Select every line below containing the word "this".

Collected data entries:
+===+

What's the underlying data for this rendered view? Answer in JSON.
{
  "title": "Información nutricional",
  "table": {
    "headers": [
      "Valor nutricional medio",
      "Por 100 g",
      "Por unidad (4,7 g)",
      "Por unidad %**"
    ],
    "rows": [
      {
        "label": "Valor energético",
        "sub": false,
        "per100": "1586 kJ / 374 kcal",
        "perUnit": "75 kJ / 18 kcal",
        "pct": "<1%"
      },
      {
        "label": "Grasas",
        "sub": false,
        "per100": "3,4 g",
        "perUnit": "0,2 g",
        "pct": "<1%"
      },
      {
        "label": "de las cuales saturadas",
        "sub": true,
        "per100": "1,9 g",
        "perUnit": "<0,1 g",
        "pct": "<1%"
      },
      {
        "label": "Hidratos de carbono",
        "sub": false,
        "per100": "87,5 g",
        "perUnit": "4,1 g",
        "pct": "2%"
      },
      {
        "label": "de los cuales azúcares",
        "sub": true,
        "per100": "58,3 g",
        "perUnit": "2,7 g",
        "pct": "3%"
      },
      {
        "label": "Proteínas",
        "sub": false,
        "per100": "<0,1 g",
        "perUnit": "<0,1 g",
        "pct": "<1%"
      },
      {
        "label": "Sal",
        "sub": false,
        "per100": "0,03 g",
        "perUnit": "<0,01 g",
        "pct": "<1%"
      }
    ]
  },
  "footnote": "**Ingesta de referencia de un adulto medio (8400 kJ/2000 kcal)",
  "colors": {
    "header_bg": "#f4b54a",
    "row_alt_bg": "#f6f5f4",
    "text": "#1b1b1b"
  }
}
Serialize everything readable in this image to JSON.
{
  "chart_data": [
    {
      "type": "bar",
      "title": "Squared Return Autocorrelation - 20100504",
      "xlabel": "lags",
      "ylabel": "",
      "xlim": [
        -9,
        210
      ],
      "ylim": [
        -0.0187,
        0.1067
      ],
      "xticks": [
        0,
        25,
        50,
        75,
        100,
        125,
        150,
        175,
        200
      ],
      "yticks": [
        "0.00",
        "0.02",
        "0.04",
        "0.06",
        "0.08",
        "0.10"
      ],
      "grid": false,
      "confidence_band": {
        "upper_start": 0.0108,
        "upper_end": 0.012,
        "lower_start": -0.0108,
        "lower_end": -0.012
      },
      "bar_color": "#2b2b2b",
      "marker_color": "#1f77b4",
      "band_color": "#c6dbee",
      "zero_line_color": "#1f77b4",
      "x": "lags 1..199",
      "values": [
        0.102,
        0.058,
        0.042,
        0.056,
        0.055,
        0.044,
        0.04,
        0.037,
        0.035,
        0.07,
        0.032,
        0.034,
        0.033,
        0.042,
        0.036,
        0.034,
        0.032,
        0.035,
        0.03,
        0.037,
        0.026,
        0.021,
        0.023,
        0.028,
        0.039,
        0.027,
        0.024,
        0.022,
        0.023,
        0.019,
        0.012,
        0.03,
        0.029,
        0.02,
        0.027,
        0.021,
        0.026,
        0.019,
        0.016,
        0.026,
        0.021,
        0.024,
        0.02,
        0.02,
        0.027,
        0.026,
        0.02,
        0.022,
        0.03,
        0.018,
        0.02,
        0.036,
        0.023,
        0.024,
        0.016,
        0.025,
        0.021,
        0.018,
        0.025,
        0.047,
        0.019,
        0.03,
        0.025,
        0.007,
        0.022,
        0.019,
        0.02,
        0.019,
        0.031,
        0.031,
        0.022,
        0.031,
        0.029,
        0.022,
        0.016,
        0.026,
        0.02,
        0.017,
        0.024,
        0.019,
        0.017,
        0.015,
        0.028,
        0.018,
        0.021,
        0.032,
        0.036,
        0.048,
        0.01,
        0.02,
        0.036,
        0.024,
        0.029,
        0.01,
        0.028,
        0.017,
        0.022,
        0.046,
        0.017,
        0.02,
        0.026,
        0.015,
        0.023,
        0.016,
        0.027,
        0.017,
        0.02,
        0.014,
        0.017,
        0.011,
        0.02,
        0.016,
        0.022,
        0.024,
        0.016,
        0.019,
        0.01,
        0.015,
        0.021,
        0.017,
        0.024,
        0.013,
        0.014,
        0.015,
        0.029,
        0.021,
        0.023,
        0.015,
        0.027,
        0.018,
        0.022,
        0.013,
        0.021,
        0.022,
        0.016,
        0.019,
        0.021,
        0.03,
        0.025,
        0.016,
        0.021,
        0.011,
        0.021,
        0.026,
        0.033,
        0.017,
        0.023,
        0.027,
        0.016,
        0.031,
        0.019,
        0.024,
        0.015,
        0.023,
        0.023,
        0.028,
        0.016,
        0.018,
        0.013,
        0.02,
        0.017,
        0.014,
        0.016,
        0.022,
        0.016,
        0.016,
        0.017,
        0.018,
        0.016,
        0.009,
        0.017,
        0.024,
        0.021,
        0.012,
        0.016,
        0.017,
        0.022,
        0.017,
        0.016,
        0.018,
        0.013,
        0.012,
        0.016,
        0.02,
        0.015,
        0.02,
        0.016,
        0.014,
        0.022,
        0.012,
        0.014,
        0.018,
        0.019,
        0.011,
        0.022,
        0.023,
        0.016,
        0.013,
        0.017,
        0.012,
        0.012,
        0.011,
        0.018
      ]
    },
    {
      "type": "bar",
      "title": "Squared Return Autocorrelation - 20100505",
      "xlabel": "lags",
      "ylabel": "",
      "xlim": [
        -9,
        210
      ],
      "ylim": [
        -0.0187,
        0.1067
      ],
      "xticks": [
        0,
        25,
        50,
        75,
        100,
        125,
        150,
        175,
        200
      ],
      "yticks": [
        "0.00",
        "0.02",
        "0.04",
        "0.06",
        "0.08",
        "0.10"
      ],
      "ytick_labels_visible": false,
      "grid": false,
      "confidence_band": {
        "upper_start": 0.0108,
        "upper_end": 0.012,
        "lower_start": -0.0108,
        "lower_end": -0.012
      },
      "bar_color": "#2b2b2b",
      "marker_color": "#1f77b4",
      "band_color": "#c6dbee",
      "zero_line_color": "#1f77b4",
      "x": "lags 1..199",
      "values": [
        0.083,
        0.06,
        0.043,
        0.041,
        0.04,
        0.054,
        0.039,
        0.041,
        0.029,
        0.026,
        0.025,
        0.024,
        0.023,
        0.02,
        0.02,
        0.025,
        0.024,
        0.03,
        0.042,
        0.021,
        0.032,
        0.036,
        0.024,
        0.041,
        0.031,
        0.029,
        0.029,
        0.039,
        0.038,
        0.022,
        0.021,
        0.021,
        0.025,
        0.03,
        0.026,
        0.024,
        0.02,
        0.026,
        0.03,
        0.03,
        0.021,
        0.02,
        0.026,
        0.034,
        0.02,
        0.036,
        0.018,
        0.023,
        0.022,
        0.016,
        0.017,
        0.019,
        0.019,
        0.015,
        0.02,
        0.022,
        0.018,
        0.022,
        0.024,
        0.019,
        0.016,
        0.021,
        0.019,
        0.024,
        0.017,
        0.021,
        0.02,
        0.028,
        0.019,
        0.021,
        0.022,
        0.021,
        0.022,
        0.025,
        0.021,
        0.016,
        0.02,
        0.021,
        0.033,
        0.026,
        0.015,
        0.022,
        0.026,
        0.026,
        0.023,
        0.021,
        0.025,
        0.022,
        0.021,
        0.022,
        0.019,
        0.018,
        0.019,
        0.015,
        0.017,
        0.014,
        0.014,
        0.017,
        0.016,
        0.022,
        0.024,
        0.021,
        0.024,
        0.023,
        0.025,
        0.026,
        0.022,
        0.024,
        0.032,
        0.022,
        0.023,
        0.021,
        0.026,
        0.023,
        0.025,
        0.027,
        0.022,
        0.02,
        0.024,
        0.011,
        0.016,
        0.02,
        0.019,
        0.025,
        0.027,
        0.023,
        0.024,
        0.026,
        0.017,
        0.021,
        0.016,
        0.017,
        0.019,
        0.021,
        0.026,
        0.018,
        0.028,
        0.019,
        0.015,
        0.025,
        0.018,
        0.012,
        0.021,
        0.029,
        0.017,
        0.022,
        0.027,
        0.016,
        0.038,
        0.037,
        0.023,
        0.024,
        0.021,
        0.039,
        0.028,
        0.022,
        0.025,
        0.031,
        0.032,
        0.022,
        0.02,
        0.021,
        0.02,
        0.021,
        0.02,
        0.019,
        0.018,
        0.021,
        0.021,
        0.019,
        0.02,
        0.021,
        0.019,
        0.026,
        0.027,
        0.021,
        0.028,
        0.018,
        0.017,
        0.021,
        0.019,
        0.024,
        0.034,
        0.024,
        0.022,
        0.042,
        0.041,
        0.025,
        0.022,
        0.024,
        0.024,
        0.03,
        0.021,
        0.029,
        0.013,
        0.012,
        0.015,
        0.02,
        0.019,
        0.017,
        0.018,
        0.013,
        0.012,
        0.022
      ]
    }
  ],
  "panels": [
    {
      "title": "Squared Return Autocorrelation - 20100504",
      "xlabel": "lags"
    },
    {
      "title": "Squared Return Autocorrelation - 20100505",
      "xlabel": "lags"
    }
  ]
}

+===+

### Reply to the exercise:
What's the underlying data for this rendered view? Answer in JSON.
Serialize everything readable in this image to JSON.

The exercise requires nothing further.